Задания >>
(A) В каком городе происходит спор Елены Гончаровой с Татаровым, если верить фрагменту о пьесе «Список благодеяний»?
(B) Выпишите без изменений отрывок из фрагмента о пьесе «Список благодеяний» начиная со слов «Татаров. А если» и заканчивая словами «переживаться как трагедия.».

Фрагмент текста >>
Поразительный диалог остался в многократно переписываемой Олешей сцене спора героини «Списка благодеяний» Елены Гончаровой с ее идейным противником Татаровым в Париже:
«Татаров. А правда ли, что в Москве и других городах ежедневно расстреливают?
Леля. Ну, не ежедневно.
Татаров. А если даже каждую неделю, то вы не находите, что это слишком часто?
Леля. Расстреливают тех, кто мешает строить государство»[219].
Драматург пытался уговорить героиню, являющуюся его alter ego, то есть самого себя, что «оправданные» расстрелы не страшны, а необходимы.
{229} Смерти «неглавных» людей происходят на обочине сюжета и никак не акцентируются: расставание с жизнью бесполезного, тем более «вредного» героя не может переживаться как трагедия.

Перечень позиций >>

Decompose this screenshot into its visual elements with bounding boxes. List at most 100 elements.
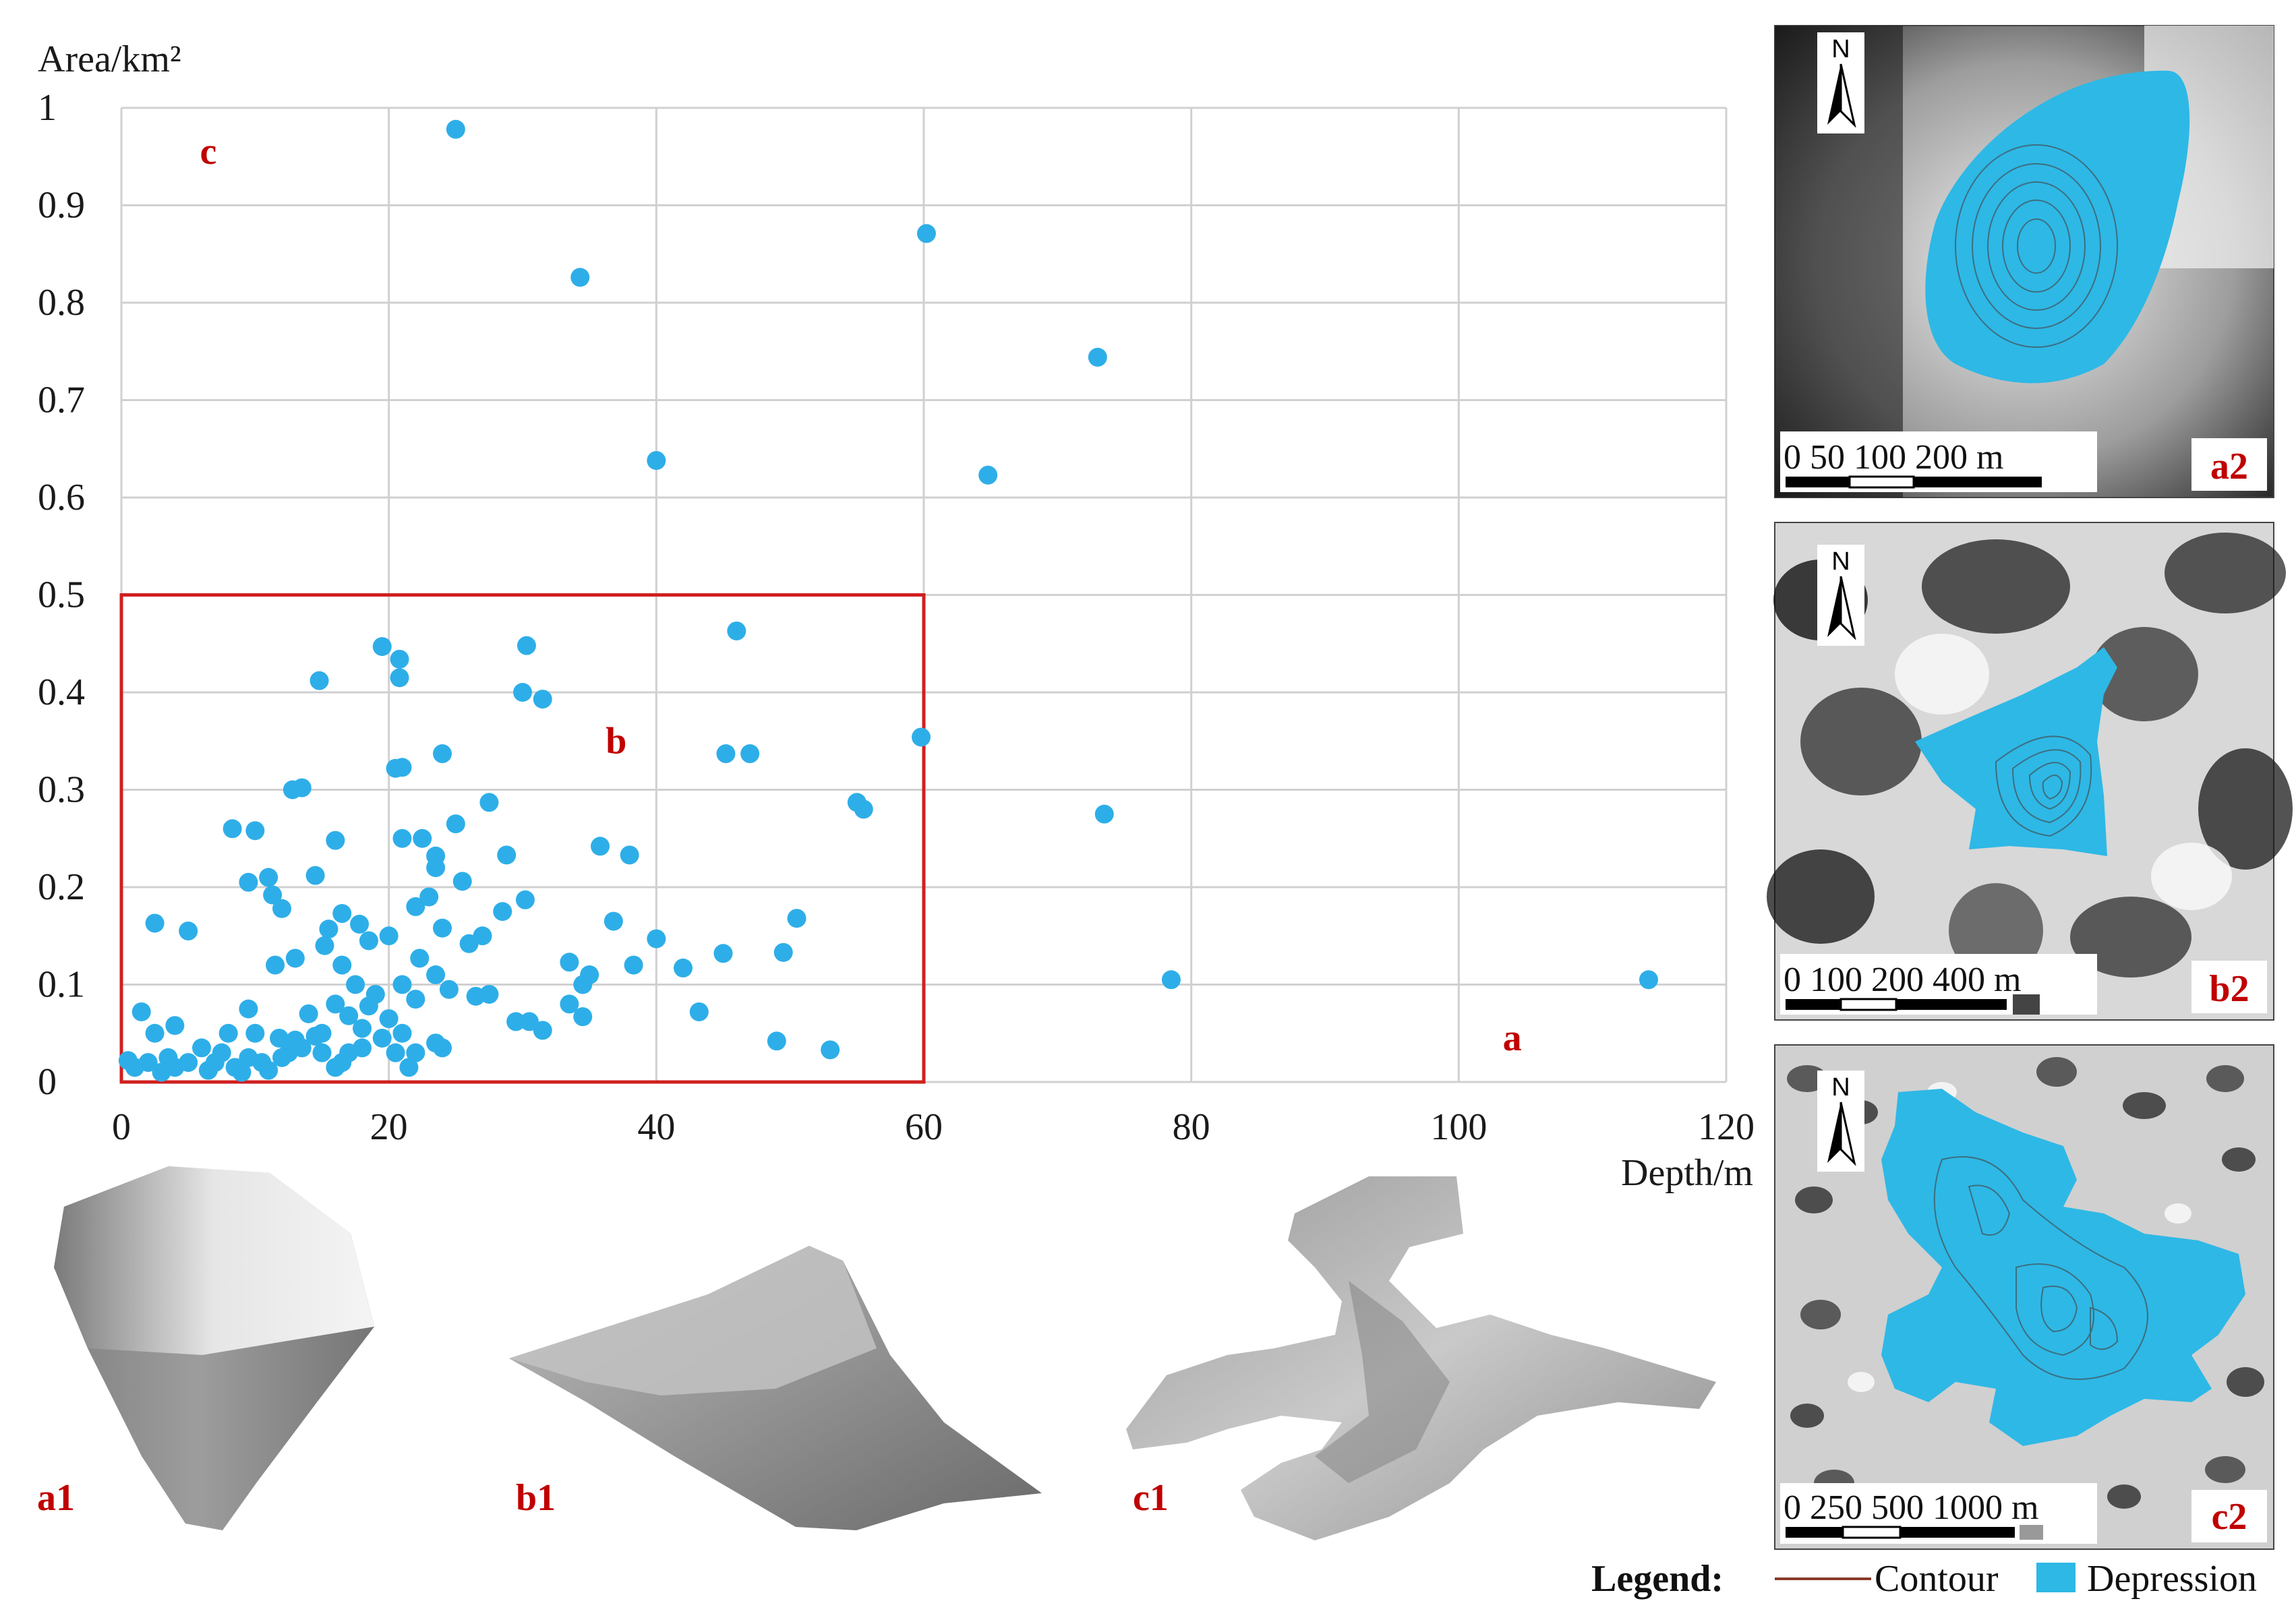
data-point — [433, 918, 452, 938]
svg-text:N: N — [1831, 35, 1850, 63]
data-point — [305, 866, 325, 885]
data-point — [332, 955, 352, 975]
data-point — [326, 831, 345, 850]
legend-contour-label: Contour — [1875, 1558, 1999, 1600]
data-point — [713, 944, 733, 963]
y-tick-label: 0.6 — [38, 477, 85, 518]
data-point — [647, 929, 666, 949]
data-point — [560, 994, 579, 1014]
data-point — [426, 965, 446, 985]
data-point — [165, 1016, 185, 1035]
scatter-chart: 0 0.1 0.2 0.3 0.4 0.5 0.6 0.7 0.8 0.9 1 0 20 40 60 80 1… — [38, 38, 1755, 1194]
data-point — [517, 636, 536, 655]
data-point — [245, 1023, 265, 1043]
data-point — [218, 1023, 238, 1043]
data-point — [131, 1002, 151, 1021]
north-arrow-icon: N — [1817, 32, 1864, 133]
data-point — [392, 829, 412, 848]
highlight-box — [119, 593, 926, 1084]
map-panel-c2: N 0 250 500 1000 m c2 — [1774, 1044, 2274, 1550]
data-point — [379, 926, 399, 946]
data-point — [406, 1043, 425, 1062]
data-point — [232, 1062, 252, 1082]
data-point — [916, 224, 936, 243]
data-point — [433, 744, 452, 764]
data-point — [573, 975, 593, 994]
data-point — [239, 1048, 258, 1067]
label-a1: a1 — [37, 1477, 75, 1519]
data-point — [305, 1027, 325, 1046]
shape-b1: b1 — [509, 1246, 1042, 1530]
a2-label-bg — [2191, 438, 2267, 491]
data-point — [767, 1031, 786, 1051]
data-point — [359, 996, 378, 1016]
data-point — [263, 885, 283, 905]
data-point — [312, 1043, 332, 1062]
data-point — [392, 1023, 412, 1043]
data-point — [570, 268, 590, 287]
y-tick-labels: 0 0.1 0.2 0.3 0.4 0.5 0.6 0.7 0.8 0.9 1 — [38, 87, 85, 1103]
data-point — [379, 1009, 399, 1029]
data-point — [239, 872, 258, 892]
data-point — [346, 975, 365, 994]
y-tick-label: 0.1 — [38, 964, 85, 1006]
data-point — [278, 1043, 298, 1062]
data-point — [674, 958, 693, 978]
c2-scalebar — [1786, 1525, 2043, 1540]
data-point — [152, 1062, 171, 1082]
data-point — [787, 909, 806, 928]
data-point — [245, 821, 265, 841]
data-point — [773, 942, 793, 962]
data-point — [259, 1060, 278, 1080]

Список решений >>
(A) В Париже.

(B)
Татаров. А если даже каждую неделю, то вы не находите, что это слишком часто?
Леля. Расстреливают тех, кто мешает строить государство»[219].
Драматург пытался уговорить героиню, являющуюся его alter ego, то есть самого себя, что «оправданные» расстрелы не страшны, а необходимы.
{229} Смерти «неглавных» людей происходят на обочине сюжета и никак не акцентируются: расставание с жизнью бесполезного, тем более «вредного» героя не может переживаться как трагедия.